### Instruction A:
Convert the rows, running from the first row through the line containing "state-label-resolved: Resolved (585, 99, 644, 115)", into a numbered list, and leave out any blank lines.

### Document excerpt:
------------------------------------------------------------------------
The blacks were forced to hold out their hands while one finger at a
time was chopped off. The fingers were distributed as souvenirs. The
ears of the murderers were cut off. Holbert was beaten severely, his
skull was fractured, and one of his eyes, knocked out with a stick, hung
by a shred from the socket.... The most excruciating form of punishment
consisted in the use of a large corkscrew in the hands of some of the
mob. This instrument was bored into the flesh of the man and the woman,
in the arms, legs, and body, and then pulled out, the spirals tearing
out big pieces of raw, quivering flesh every time it was withdrawn."
In the summer of this same year Georgia was once more the scene of a
horrible lynching, two Negroes, Paul Reed and Will Cato--because of the
murder of the Hodges family six miles from the town on July 20--being
burned at the stake at Statesville under unusually depressing
circumstances. In August, 1908, there were in Springfield, Illinois,
race riots of such a serious nature that a force of six thousand
soldiers was required to quell them. These riots were significant
not only because of the attitude of Northern laborers toward Negro
competition, but also because of the indiscriminate killing of Negroes
by people in the North, this indicating a genuine nationalization of the
Negro Problem. The real climax of violence within the period, however,
was the Atlanta Massacre of Saturday, September 22, 1906.
------------------------------------------------------------------------
### Material for the task:
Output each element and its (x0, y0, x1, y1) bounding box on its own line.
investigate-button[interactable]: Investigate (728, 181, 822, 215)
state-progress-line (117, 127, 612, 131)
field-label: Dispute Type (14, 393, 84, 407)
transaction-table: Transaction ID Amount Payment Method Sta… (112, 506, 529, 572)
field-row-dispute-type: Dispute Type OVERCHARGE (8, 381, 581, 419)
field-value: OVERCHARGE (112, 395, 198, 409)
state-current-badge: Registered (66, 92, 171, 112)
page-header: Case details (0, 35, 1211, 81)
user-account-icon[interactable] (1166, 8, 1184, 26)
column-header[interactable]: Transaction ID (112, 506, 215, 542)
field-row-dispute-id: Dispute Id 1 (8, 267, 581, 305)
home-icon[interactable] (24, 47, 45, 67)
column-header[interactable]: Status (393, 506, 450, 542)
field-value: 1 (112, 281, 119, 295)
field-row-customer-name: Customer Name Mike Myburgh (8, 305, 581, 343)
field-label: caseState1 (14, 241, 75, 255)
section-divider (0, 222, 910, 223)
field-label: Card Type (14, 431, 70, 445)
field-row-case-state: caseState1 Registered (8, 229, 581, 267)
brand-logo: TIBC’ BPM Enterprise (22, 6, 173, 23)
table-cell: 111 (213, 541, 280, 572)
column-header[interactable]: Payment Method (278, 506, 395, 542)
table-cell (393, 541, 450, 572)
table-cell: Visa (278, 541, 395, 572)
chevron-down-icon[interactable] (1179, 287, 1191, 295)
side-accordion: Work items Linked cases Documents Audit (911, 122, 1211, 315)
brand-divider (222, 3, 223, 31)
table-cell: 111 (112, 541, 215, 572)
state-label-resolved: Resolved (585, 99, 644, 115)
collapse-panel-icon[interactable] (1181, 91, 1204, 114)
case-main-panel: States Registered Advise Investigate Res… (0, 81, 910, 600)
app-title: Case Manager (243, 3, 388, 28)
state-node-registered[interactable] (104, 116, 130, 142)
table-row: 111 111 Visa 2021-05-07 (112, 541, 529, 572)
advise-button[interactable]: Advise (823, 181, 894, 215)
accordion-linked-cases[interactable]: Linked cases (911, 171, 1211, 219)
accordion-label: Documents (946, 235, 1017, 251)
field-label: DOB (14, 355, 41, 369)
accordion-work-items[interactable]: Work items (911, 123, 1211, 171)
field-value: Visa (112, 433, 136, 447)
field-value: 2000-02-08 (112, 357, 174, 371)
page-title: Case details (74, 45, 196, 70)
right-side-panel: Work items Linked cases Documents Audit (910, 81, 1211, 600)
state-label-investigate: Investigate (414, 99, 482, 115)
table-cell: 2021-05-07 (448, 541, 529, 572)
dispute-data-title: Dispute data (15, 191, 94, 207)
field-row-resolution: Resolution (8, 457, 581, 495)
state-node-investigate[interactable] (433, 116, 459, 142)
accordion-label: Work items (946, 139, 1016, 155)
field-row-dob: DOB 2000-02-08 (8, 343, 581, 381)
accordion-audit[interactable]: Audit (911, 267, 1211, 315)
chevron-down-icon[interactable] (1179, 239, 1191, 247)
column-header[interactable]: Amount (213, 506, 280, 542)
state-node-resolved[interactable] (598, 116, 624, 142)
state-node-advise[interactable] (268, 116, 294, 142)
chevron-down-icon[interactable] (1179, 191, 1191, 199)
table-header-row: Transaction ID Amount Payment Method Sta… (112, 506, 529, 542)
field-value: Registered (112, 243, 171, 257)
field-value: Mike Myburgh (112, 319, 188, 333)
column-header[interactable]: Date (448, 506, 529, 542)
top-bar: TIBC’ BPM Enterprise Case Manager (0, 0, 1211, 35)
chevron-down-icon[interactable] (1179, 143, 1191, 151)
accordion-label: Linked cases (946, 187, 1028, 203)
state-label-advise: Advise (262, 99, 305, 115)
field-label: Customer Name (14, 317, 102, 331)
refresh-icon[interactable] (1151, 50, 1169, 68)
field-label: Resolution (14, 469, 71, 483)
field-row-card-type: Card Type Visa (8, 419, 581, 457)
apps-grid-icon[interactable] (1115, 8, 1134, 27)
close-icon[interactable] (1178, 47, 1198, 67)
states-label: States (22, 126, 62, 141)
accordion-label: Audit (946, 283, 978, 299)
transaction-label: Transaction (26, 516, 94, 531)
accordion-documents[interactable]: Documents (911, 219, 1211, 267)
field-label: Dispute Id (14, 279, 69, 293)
------------------------------------------------------------------------
### Instruction B:
Using the passage on lynchings and race riots, state whether each statement agrees with it, answering yes or no and quoting the deciding words: (i) The Springfield riots of August, 1908, required a force of six thousand soldiers to quell them. (ii) The Atlanta Massacre took place on Saturday, September 22, 1908. (iii) Paul Reed and Will Cato were burned at the stake at Statesville.

### Written response A:
1. Output each element and its (x0, y0, x1, y1) bounding box on its own line.
2. investigate-button[interactable]: Investigate (728, 181, 822, 215)
3. state-progress-line (117, 127, 612, 131)
4. field-label: Dispute Type (14, 393, 84, 407)
5. transaction-table: Transaction ID Amount Payment Method Sta… (112, 506, 529, 572)
6. field-row-dispute-type: Dispute Type OVERCHARGE (8, 381, 581, 419)
7. field-value: OVERCHARGE (112, 395, 198, 409)
8. state-current-badge: Registered (66, 92, 171, 112)
9. page-header: Case details (0, 35, 1211, 81)
10. user-account-icon[interactable] (1166, 8, 1184, 26)
11. column-header[interactable]: Transaction ID (112, 506, 215, 542)
12. field-row-dispute-id: Dispute Id 1 (8, 267, 581, 305)
13. home-icon[interactable] (24, 47, 45, 67)
14. column-header[interactable]: Status (393, 506, 450, 542)
15. field-value: 1 (112, 281, 119, 295)
16. field-row-customer-name: Customer Name Mike Myburgh (8, 305, 581, 343)
17. field-label: caseState1 (14, 241, 75, 255)
18. section-divider (0, 222, 910, 223)
19. field-label: Card Type (14, 431, 70, 445)
20. field-row-case-state: caseState1 Registered (8, 229, 581, 267)
21. brand-logo: TIBC’ BPM Enterprise (22, 6, 173, 23)
22. table-cell: 111 (213, 541, 280, 572)
23. column-header[interactable]: Payment Method (278, 506, 395, 542)
24. table-cell (393, 541, 450, 572)
25. table-cell: Visa (278, 541, 395, 572)
26. chevron-down-icon[interactable] (1179, 287, 1191, 295)
27. side-accordion: Work items Linked cases Documents Audit (911, 122, 1211, 315)
28. brand-divider (222, 3, 223, 31)
29. table-cell: 111 (112, 541, 215, 572)
30. state-label-resolved: Resolved (585, 99, 644, 115)

### Written response B:
(i) Yes: "a force of six thousand soldiers was required to quell them"
(ii) No: "the Atlanta Massacre of Saturday, September 22, 1906"
(iii) Yes: "two Negroes, Paul Reed and Will Cato" and "burned at the stake at Statesville"